## start

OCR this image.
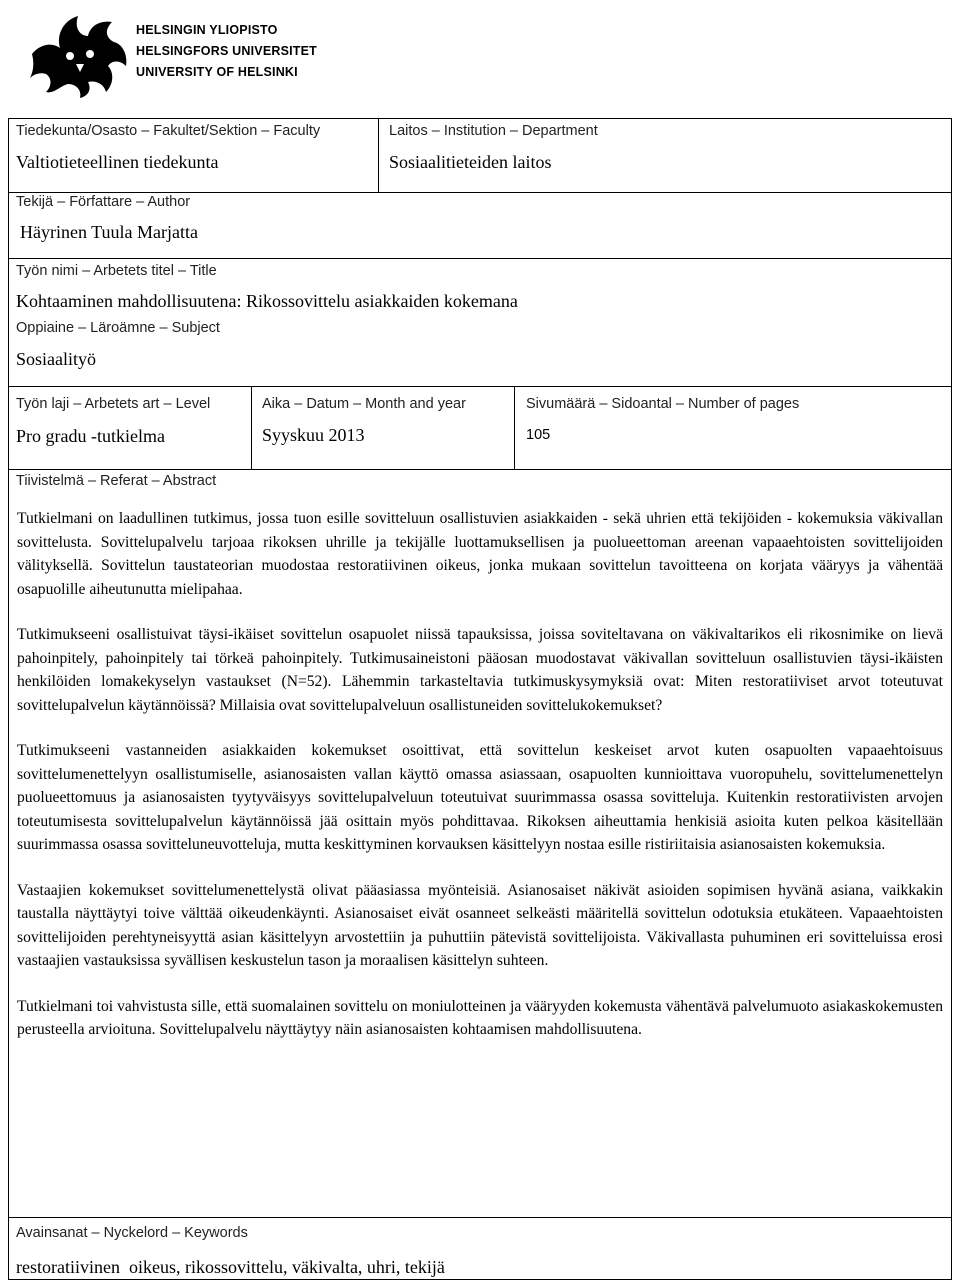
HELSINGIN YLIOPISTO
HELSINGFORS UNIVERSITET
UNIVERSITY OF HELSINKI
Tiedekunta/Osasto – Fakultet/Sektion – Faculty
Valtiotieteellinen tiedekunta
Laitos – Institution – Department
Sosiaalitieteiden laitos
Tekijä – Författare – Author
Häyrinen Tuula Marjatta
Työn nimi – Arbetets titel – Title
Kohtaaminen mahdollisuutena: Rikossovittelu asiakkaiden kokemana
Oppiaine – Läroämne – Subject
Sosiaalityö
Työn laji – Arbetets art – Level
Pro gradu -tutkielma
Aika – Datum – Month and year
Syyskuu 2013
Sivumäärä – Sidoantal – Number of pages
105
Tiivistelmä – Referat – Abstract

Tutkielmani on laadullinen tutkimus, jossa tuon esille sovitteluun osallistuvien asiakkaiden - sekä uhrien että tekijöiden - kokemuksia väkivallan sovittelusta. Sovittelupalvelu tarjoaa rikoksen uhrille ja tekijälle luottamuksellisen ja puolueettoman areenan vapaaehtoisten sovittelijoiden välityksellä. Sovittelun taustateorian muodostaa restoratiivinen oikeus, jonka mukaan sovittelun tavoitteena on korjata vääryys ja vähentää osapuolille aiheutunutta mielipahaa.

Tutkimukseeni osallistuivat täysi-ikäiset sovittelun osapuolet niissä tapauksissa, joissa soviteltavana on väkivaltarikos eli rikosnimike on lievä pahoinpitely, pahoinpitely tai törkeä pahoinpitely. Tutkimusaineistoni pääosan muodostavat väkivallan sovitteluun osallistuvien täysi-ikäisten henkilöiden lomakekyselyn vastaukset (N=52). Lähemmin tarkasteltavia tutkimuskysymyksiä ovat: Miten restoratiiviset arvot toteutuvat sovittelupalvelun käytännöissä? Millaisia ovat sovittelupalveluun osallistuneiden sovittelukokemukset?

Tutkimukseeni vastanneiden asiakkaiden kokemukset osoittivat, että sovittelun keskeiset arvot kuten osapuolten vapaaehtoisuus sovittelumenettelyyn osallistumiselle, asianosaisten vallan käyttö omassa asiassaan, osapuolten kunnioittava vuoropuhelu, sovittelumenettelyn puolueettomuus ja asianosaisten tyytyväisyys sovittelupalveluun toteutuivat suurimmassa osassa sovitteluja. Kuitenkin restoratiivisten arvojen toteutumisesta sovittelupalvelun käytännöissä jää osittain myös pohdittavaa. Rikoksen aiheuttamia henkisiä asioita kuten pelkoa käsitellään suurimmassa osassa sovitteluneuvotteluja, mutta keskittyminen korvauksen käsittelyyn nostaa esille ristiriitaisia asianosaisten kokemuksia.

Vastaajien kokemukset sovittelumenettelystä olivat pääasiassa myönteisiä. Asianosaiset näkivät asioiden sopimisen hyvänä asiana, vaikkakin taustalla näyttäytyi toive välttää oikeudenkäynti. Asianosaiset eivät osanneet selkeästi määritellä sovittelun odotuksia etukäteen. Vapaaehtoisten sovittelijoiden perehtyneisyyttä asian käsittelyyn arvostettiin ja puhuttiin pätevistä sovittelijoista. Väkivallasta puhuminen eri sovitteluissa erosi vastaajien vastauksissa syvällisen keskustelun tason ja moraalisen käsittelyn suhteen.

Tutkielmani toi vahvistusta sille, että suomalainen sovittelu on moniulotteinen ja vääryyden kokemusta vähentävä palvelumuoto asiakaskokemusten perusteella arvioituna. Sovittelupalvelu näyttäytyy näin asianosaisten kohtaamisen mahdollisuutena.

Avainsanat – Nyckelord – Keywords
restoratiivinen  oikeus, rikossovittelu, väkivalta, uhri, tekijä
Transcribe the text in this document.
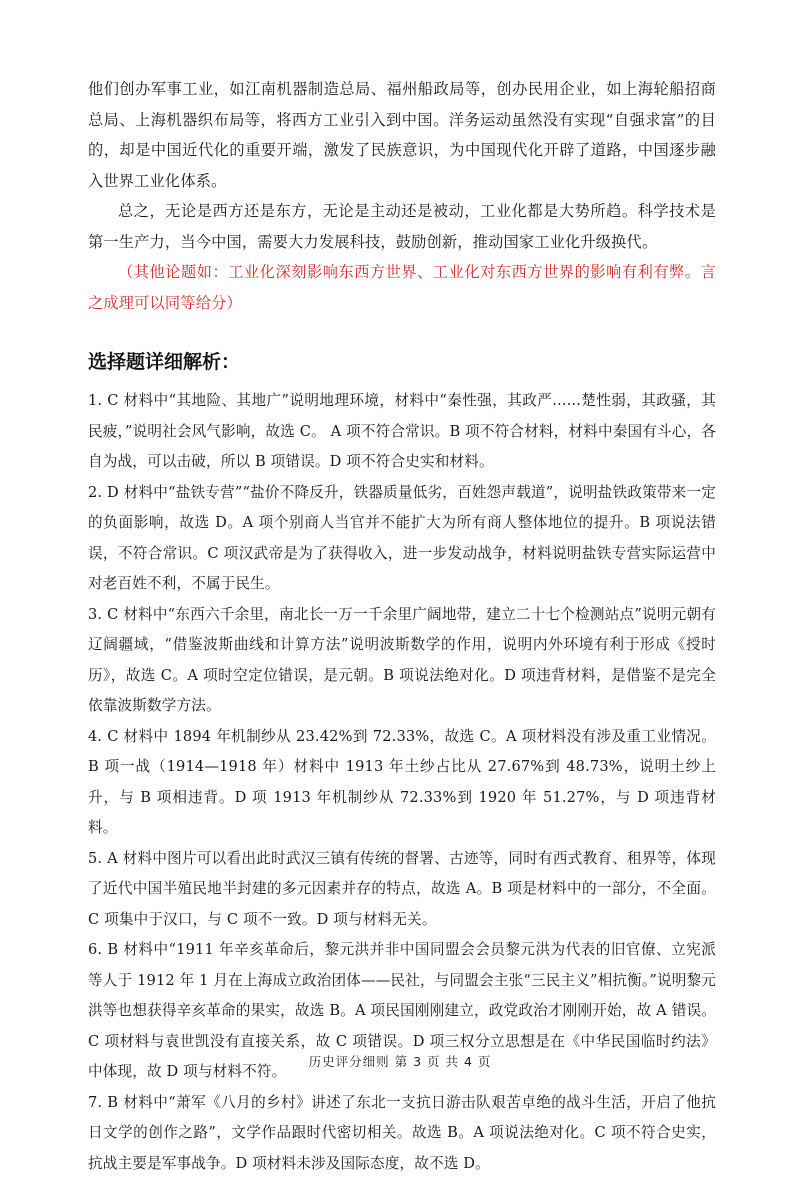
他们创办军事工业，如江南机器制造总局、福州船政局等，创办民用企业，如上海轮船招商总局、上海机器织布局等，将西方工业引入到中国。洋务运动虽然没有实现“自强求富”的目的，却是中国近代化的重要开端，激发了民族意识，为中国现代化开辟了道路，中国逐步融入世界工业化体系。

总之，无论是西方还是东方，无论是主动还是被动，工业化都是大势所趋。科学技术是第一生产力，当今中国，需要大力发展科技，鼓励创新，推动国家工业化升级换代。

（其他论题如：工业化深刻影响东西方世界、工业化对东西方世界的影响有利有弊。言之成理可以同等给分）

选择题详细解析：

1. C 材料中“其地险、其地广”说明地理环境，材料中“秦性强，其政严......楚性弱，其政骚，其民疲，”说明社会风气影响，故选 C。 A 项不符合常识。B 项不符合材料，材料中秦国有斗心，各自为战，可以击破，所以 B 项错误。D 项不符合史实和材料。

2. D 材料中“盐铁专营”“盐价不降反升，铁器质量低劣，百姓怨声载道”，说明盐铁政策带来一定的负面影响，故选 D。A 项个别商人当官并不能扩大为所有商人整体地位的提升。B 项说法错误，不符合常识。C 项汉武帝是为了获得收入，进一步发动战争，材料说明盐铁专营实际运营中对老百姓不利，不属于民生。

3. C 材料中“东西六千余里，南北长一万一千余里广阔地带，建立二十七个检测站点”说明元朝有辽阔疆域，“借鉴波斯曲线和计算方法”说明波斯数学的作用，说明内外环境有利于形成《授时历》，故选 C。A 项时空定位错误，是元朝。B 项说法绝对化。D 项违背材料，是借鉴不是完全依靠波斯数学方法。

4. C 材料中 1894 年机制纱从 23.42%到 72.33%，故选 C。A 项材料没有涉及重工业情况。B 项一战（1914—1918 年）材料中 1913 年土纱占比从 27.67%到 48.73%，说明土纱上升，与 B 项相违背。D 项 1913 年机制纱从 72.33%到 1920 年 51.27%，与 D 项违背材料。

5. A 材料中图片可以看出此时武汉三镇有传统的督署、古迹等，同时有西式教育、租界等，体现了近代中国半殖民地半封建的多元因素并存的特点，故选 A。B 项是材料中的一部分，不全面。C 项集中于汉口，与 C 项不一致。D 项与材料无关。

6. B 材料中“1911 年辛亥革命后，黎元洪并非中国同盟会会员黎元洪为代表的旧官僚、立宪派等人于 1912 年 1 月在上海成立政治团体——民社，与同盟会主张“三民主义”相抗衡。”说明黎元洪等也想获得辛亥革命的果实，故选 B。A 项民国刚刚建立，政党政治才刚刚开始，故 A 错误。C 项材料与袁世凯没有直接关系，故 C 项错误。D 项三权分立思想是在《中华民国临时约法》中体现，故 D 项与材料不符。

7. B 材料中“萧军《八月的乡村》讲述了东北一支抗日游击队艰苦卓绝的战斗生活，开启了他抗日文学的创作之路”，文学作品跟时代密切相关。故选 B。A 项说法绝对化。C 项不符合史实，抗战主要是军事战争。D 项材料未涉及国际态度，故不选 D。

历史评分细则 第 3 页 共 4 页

## end

YOUR TASK ->
Any pictures should be dropped; transcribe the rest of the records above exactly.

WORKED SOLUTION ->
OCR this image.
HELSINGIN YLIOPISTO
HELSINGFORS UNIVERSITET
UNIVERSITY OF HELSINKI
Tiedekunta/Osasto – Fakultet/Sektion – Faculty
Valtiotieteellinen tiedekunta
Laitos – Institution – Department
Sosiaalitieteiden laitos
Tekijä – Författare – Author
Häyrinen Tuula Marjatta
Työn nimi – Arbetets titel – Title
Kohtaaminen mahdollisuutena: Rikossovittelu asiakkaiden kokemana
Oppiaine – Läroämne – Subject
Sosiaalityö
Työn laji – Arbetets art – Level
Pro gradu -tutkielma
Aika – Datum – Month and year
Syyskuu 2013
Sivumäärä – Sidoantal – Number of pages
105
Tiivistelmä – Referat – Abstract

Tutkielmani on laadullinen tutkimus, jossa tuon esille sovitteluun osallistuvien asiakkaiden - sekä uhrien että tekijöiden - kokemuksia väkivallan sovittelusta. Sovittelupalvelu tarjoaa rikoksen uhrille ja tekijälle luottamuksellisen ja puolueettoman areenan vapaaehtoisten sovittelijoiden välityksellä. Sovittelun taustateorian muodostaa restoratiivinen oikeus, jonka mukaan sovittelun tavoitteena on korjata vääryys ja vähentää osapuolille aiheutunutta mielipahaa.

Tutkimukseeni osallistuivat täysi-ikäiset sovittelun osapuolet niissä tapauksissa, joissa soviteltavana on väkivaltarikos eli rikosnimike on lievä pahoinpitely, pahoinpitely tai törkeä pahoinpitely. Tutkimusaineistoni pääosan muodostavat väkivallan sovitteluun osallistuvien täysi-ikäisten henkilöiden lomakekyselyn vastaukset (N=52). Lähemmin tarkasteltavia tutkimuskysymyksiä ovat: Miten restoratiiviset arvot toteutuvat sovittelupalvelun käytännöissä? Millaisia ovat sovittelupalveluun osallistuneiden sovittelukokemukset?

Tutkimukseeni vastanneiden asiakkaiden kokemukset osoittivat, että sovittelun keskeiset arvot kuten osapuolten vapaaehtoisuus sovittelumenettelyyn osallistumiselle, asianosaisten vallan käyttö omassa asiassaan, osapuolten kunnioittava vuoropuhelu, sovittelumenettelyn puolueettomuus ja asianosaisten tyytyväisyys sovittelupalveluun toteutuivat suurimmassa osassa sovitteluja. Kuitenkin restoratiivisten arvojen toteutumisesta sovittelupalvelun käytännöissä jää osittain myös pohdittavaa. Rikoksen aiheuttamia henkisiä asioita kuten pelkoa käsitellään suurimmassa osassa sovitteluneuvotteluja, mutta keskittyminen korvauksen käsittelyyn nostaa esille ristiriitaisia asianosaisten kokemuksia.

Vastaajien kokemukset sovittelumenettelystä olivat pääasiassa myönteisiä. Asianosaiset näkivät asioiden sopimisen hyvänä asiana, vaikkakin taustalla näyttäytyi toive välttää oikeudenkäynti. Asianosaiset eivät osanneet selkeästi määritellä sovittelun odotuksia etukäteen. Vapaaehtoisten sovittelijoiden perehtyneisyyttä asian käsittelyyn arvostettiin ja puhuttiin pätevistä sovittelijoista. Väkivallasta puhuminen eri sovitteluissa erosi vastaajien vastauksissa syvällisen keskustelun tason ja moraalisen käsittelyn suhteen.

Tutkielmani toi vahvistusta sille, että suomalainen sovittelu on moniulotteinen ja vääryyden kokemusta vähentävä palvelumuoto asiakaskokemusten perusteella arvioituna. Sovittelupalvelu näyttäytyy näin asianosaisten kohtaamisen mahdollisuutena.

Avainsanat – Nyckelord – Keywords
restoratiivinen  oikeus, rikossovittelu, väkivalta, uhri, tekijä
Transcribe the text in this document.
他们创办军事工业，如江南机器制造总局、福州船政局等，创办民用企业，如上海轮船招商总局、上海机器织布局等，将西方工业引入到中国。洋务运动虽然没有实现“自强求富”的目的，却是中国近代化的重要开端，激发了民族意识，为中国现代化开辟了道路，中国逐步融入世界工业化体系。

总之，无论是西方还是东方，无论是主动还是被动，工业化都是大势所趋。科学技术是第一生产力，当今中国，需要大力发展科技，鼓励创新，推动国家工业化升级换代。

（其他论题如：工业化深刻影响东西方世界、工业化对东西方世界的影响有利有弊。言之成理可以同等给分）

选择题详细解析：

1. C 材料中“其地险、其地广”说明地理环境，材料中“秦性强，其政严......楚性弱，其政骚，其民疲，”说明社会风气影响，故选 C。 A 项不符合常识。B 项不符合材料，材料中秦国有斗心，各自为战，可以击破，所以 B 项错误。D 项不符合史实和材料。

2. D 材料中“盐铁专营”“盐价不降反升，铁器质量低劣，百姓怨声载道”，说明盐铁政策带来一定的负面影响，故选 D。A 项个别商人当官并不能扩大为所有商人整体地位的提升。B 项说法错误，不符合常识。C 项汉武帝是为了获得收入，进一步发动战争，材料说明盐铁专营实际运营中对老百姓不利，不属于民生。

3. C 材料中“东西六千余里，南北长一万一千余里广阔地带，建立二十七个检测站点”说明元朝有辽阔疆域，“借鉴波斯曲线和计算方法”说明波斯数学的作用，说明内外环境有利于形成《授时历》，故选 C。A 项时空定位错误，是元朝。B 项说法绝对化。D 项违背材料，是借鉴不是完全依靠波斯数学方法。

4. C 材料中 1894 年机制纱从 23.42%到 72.33%，故选 C。A 项材料没有涉及重工业情况。B 项一战（1914—1918 年）材料中 1913 年土纱占比从 27.67%到 48.73%，说明土纱上升，与 B 项相违背。D 项 1913 年机制纱从 72.33%到 1920 年 51.27%，与 D 项违背材料。

5. A 材料中图片可以看出此时武汉三镇有传统的督署、古迹等，同时有西式教育、租界等，体现了近代中国半殖民地半封建的多元因素并存的特点，故选 A。B 项是材料中的一部分，不全面。C 项集中于汉口，与 C 项不一致。D 项与材料无关。

6. B 材料中“1911 年辛亥革命后，黎元洪并非中国同盟会会员黎元洪为代表的旧官僚、立宪派等人于 1912 年 1 月在上海成立政治团体——民社，与同盟会主张“三民主义”相抗衡。”说明黎元洪等也想获得辛亥革命的果实，故选 B。A 项民国刚刚建立，政党政治才刚刚开始，故 A 错误。C 项材料与袁世凯没有直接关系，故 C 项错误。D 项三权分立思想是在《中华民国临时约法》中体现，故 D 项与材料不符。

7. B 材料中“萧军《八月的乡村》讲述了东北一支抗日游击队艰苦卓绝的战斗生活，开启了他抗日文学的创作之路”，文学作品跟时代密切相关。故选 B。A 项说法绝对化。C 项不符合史实，抗战主要是军事战争。D 项材料未涉及国际态度，故不选 D。

历史评分细则 第 3 页 共 4 页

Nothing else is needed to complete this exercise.